__Material shown__.
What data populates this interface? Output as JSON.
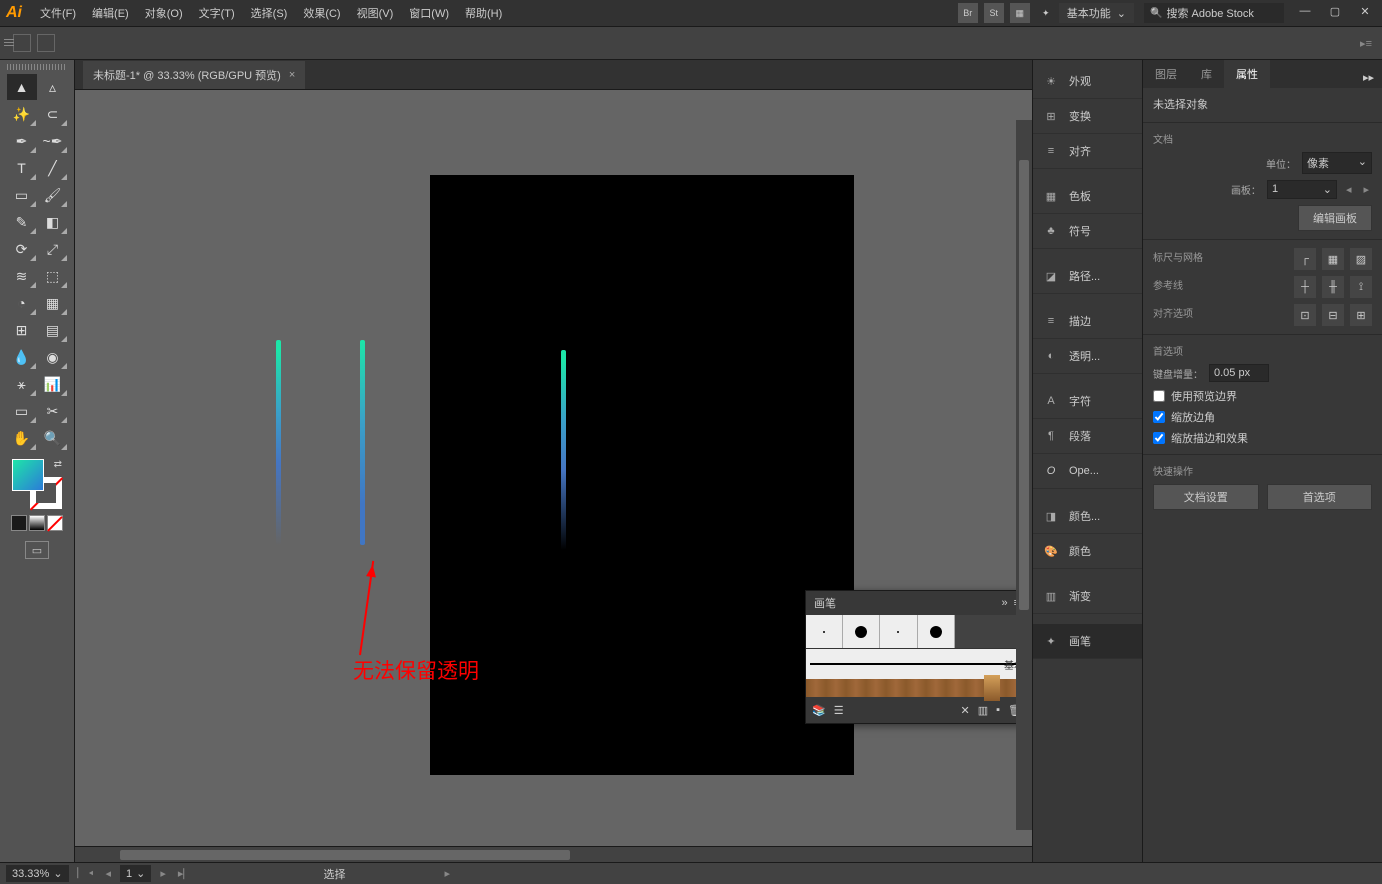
{
  "app": {
    "logo": "Ai"
  },
  "menu": {
    "file": "文件(F)",
    "edit": "编辑(E)",
    "object": "对象(O)",
    "type": "文字(T)",
    "select": "选择(S)",
    "effect": "效果(C)",
    "view": "视图(V)",
    "window": "窗口(W)",
    "help": "帮助(H)"
  },
  "workspace": {
    "label": "基本功能"
  },
  "search": {
    "placeholder": "搜索 Adobe Stock"
  },
  "document": {
    "tab_title": "未标题-1* @ 33.33% (RGB/GPU 预览)",
    "close": "×"
  },
  "annotation": {
    "text": "无法保留透明"
  },
  "brush_panel": {
    "title": "画笔",
    "basic": "基本",
    "expand": "»"
  },
  "dock": {
    "appearance": "外观",
    "transform": "变换",
    "align": "对齐",
    "swatches": "色板",
    "symbols": "符号",
    "pathfinder": "路径...",
    "stroke": "描边",
    "transparency": "透明...",
    "character": "字符",
    "paragraph": "段落",
    "opentype": "Ope...",
    "colorguide": "颜色...",
    "color": "颜色",
    "gradient": "渐变",
    "brushes": "画笔"
  },
  "panel_tabs": {
    "layers": "图层",
    "libraries": "库",
    "properties": "属性"
  },
  "props": {
    "no_sel": "未选择对象",
    "doc_sect": "文档",
    "unit_label": "单位：",
    "unit_value": "像素",
    "artboard_label": "画板：",
    "artboard_value": "1",
    "edit_artboards": "编辑画板",
    "ruler_grid": "标尺与网格",
    "guides": "参考线",
    "align_options": "对齐选项",
    "prefs": "首选项",
    "key_inc_label": "键盘增量：",
    "key_inc_value": "0.05 px",
    "use_preview": "使用预览边界",
    "scale_corners": "缩放边角",
    "scale_strokes": "缩放描边和效果",
    "quick": "快速操作",
    "doc_setup": "文档设置",
    "prefs_btn": "首选项",
    "nav_prev": "◂",
    "nav_next": "▸"
  },
  "status": {
    "zoom": "33.33%",
    "page": "1",
    "mode": "选择",
    "nav_play": "▸"
  }
}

__Given request__.
Output the lines above in full and exactly as given, omitting any pictures.

__Result__.
What data populates this interface? Output as JSON.
{
  "app": {
    "logo": "Ai"
  },
  "menu": {
    "file": "文件(F)",
    "edit": "编辑(E)",
    "object": "对象(O)",
    "type": "文字(T)",
    "select": "选择(S)",
    "effect": "效果(C)",
    "view": "视图(V)",
    "window": "窗口(W)",
    "help": "帮助(H)"
  },
  "workspace": {
    "label": "基本功能"
  },
  "search": {
    "placeholder": "搜索 Adobe Stock"
  },
  "document": {
    "tab_title": "未标题-1* @ 33.33% (RGB/GPU 预览)",
    "close": "×"
  },
  "annotation": {
    "text": "无法保留透明"
  },
  "brush_panel": {
    "title": "画笔",
    "basic": "基本",
    "expand": "»"
  },
  "dock": {
    "appearance": "外观",
    "transform": "变换",
    "align": "对齐",
    "swatches": "色板",
    "symbols": "符号",
    "pathfinder": "路径...",
    "stroke": "描边",
    "transparency": "透明...",
    "character": "字符",
    "paragraph": "段落",
    "opentype": "Ope...",
    "colorguide": "颜色...",
    "color": "颜色",
    "gradient": "渐变",
    "brushes": "画笔"
  },
  "panel_tabs": {
    "layers": "图层",
    "libraries": "库",
    "properties": "属性"
  },
  "props": {
    "no_sel": "未选择对象",
    "doc_sect": "文档",
    "unit_label": "单位：",
    "unit_value": "像素",
    "artboard_label": "画板：",
    "artboard_value": "1",
    "edit_artboards": "编辑画板",
    "ruler_grid": "标尺与网格",
    "guides": "参考线",
    "align_options": "对齐选项",
    "prefs": "首选项",
    "key_inc_label": "键盘增量：",
    "key_inc_value": "0.05 px",
    "use_preview": "使用预览边界",
    "scale_corners": "缩放边角",
    "scale_strokes": "缩放描边和效果",
    "quick": "快速操作",
    "doc_setup": "文档设置",
    "prefs_btn": "首选项",
    "nav_prev": "◂",
    "nav_next": "▸"
  },
  "status": {
    "zoom": "33.33%",
    "page": "1",
    "mode": "选择",
    "nav_play": "▸"
  }
}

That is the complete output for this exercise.